### WHAT YOU WILL DO
Every line of the data must be copied exactly.

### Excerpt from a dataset
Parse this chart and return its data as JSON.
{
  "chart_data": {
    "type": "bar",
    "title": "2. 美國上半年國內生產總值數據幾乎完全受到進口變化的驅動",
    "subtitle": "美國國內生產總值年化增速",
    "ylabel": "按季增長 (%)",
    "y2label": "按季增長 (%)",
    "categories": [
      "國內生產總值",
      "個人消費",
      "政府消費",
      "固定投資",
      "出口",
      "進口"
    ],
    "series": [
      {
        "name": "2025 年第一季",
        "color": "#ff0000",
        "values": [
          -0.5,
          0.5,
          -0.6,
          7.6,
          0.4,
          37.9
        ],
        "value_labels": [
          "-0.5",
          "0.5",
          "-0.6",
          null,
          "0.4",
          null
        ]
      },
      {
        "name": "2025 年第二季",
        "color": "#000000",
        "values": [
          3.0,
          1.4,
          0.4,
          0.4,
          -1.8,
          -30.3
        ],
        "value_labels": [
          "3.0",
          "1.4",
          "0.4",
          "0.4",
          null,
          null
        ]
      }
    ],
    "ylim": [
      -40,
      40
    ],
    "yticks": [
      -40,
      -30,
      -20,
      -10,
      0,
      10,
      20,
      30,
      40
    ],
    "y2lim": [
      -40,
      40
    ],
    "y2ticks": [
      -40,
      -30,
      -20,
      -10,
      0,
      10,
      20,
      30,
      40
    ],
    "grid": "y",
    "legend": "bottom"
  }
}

### EXERCISE ANSWER
Parse this chart and return its data as JSON.
{
  "chart_data": {
    "type": "bar",
    "title": "2. 美國上半年國內生產總值數據幾乎完全受到進口變化的驅動",
    "subtitle": "美國國內生產總值年化增速",
    "ylabel": "按季增長 (%)",
    "y2label": "按季增長 (%)",
    "categories": [
      "國內生產總值",
      "個人消費",
      "政府消費",
      "固定投資",
      "出口",
      "進口"
    ],
    "series": [
      {
        "name": "2025 年第一季",
        "color": "#ff0000",
        "values": [
          -0.5,
          0.5,
          -0.6,
          7.6,
          0.4,
          37.9
        ],
        "value_labels": [
          "-0.5",
          "0.5",
          "-0.6",
          null,
          "0.4",
          null
        ]
      },
      {
        "name": "2025 年第二季",
        "color": "#000000",
        "values": [
          3.0,
          1.4,
          0.4,
          0.4,
          -1.8,
          -30.3
        ],
        "value_labels": [
          "3.0",
          "1.4",
          "0.4",
          "0.4",
          null,
          null
        ]
      }
    ],
    "ylim": [
      -40,
      40
    ],
    "yticks": [
      -40,
      -30,
      -20,
      -10,
      0,
      10,
      20,
      30,
      40
    ],
    "y2lim": [
      -40,
      40
    ],
    "y2ticks": [
      -40,
      -30,
      -20,
      -10,
      0,
      10,
      20,
      30,
      40
    ],
    "grid": "y",
    "legend": "bottom"
  }
}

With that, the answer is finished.